# Stated exercise
Identify each line below that contains the word "TetherUS", and copy it out.

Dataset rows about figures:
## Begin

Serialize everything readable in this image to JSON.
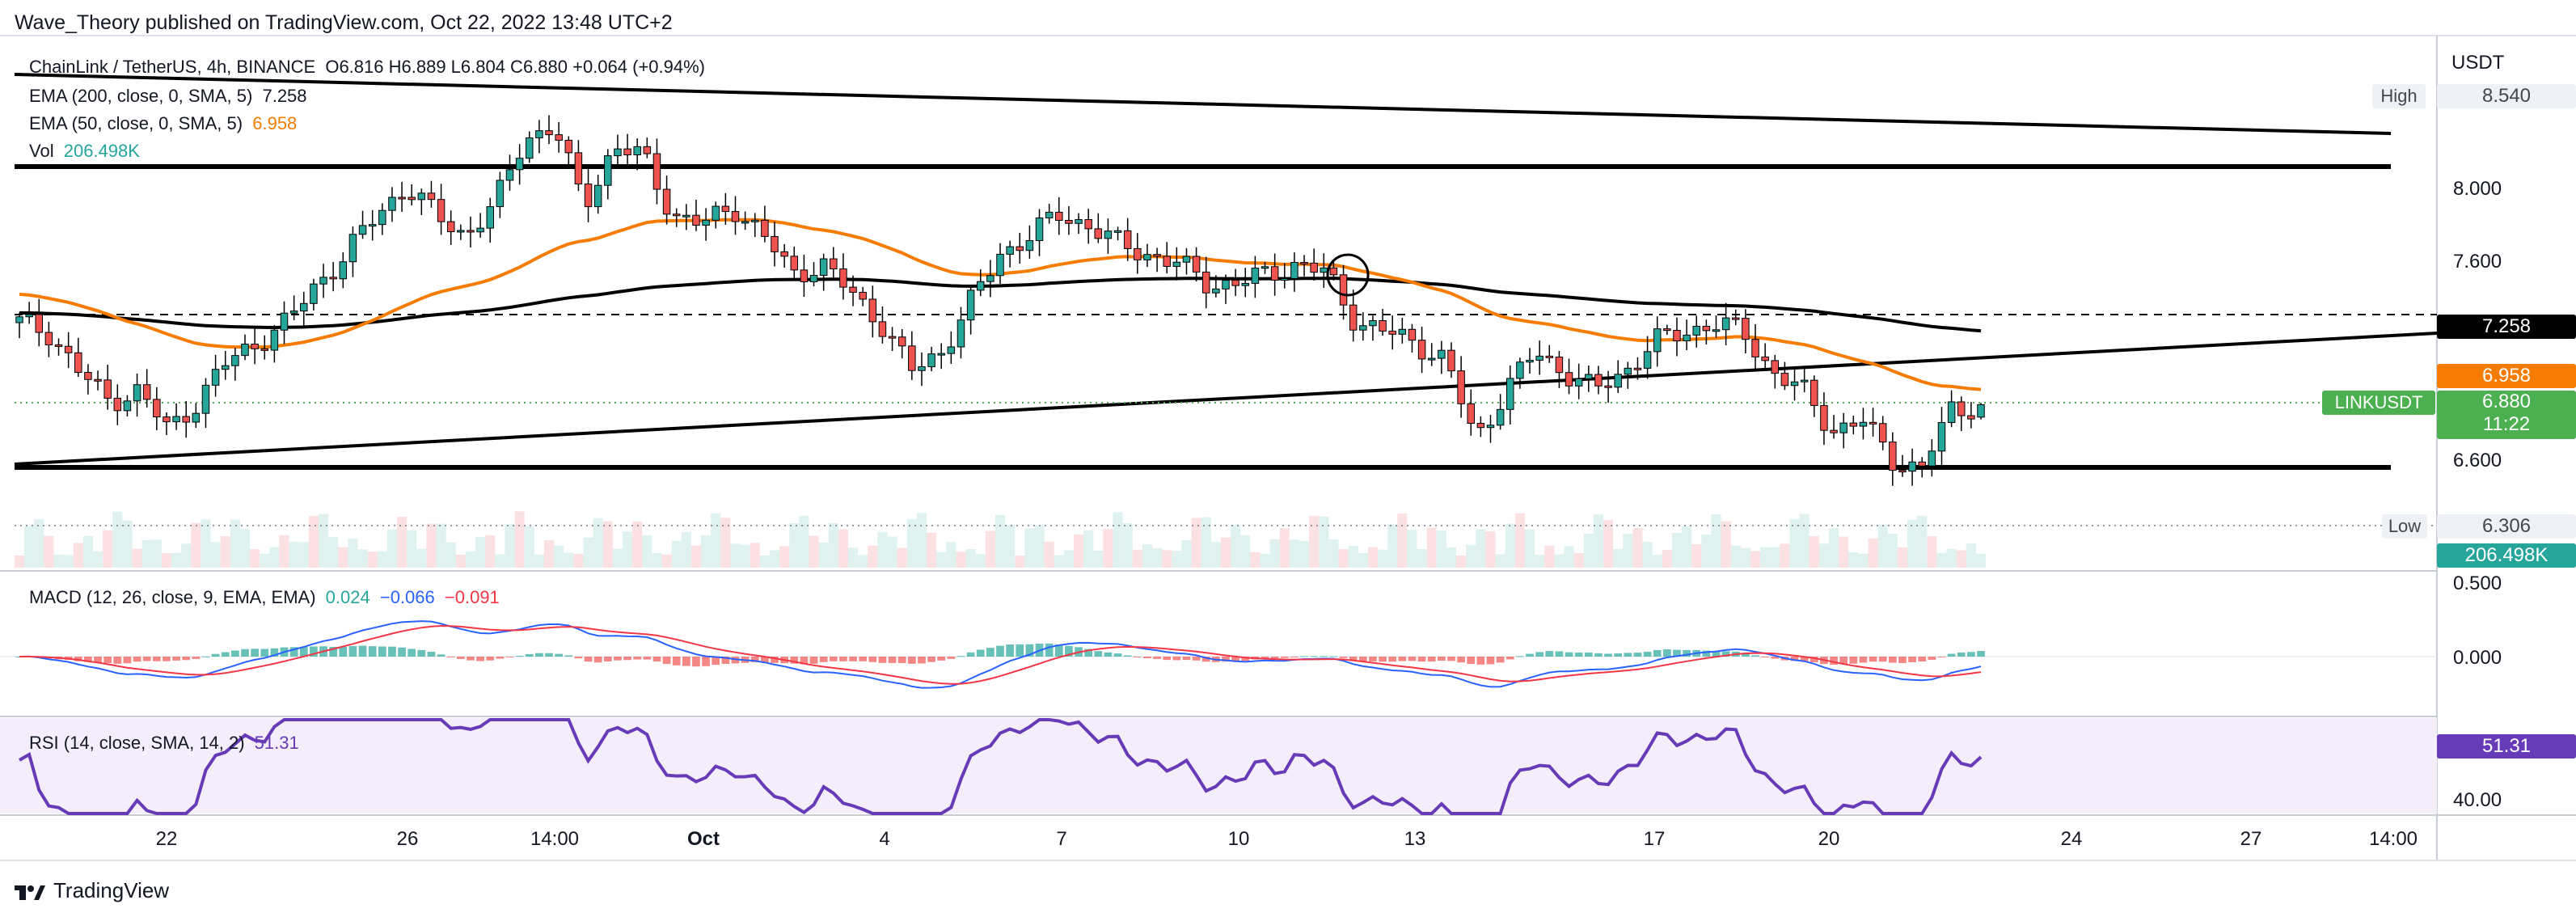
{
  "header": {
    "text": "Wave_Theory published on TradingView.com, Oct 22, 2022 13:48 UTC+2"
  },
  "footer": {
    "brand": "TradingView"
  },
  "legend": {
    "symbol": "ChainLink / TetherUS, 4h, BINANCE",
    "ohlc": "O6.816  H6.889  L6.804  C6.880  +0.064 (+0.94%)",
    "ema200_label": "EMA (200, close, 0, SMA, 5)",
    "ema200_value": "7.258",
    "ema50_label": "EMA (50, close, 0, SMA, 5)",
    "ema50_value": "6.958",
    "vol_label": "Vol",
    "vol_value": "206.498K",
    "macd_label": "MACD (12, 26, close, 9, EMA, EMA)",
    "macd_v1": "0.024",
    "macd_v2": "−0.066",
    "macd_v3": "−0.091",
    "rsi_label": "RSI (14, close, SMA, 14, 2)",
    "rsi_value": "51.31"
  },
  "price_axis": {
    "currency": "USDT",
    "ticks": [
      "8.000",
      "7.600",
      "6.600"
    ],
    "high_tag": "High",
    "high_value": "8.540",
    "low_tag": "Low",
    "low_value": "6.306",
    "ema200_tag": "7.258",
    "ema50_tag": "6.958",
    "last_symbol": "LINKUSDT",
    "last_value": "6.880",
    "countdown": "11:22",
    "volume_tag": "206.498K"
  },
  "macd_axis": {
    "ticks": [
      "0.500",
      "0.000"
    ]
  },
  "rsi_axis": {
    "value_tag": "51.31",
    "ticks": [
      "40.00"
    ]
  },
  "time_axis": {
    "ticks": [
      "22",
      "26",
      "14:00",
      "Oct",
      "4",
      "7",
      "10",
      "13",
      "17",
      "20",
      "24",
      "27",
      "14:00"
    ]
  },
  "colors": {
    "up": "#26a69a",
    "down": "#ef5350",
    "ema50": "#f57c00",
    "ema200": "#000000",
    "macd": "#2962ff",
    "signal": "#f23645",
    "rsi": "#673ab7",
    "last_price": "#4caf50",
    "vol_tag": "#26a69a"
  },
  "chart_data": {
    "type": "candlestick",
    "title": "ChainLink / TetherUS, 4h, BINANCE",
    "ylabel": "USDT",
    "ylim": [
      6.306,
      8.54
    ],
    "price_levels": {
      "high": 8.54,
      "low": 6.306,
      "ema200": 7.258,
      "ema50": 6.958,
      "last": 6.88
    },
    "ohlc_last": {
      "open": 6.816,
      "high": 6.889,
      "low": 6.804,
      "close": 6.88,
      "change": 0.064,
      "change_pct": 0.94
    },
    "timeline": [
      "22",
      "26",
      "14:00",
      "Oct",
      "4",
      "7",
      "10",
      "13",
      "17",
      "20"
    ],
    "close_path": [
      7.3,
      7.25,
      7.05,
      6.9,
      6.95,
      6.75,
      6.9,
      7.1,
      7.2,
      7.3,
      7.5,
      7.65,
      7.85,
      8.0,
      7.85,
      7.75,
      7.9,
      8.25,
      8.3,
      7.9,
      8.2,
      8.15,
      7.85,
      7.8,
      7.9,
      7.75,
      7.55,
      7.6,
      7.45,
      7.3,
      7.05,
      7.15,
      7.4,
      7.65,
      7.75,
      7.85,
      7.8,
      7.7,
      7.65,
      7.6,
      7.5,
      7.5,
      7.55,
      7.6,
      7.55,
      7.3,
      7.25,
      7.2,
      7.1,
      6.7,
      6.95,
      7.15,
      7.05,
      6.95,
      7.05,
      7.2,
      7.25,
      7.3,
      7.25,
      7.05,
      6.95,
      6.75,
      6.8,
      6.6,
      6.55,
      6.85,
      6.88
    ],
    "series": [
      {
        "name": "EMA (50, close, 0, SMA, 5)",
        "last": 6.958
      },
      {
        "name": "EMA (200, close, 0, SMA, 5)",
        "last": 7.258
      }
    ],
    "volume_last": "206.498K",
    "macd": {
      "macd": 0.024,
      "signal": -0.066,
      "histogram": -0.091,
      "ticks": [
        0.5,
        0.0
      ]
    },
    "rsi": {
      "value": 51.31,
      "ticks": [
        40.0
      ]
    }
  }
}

## End

# Reply
    "symbol": "ChainLink / TetherUS, 4h, BINANCE",
    "title": "ChainLink / TetherUS, 4h, BINANCE",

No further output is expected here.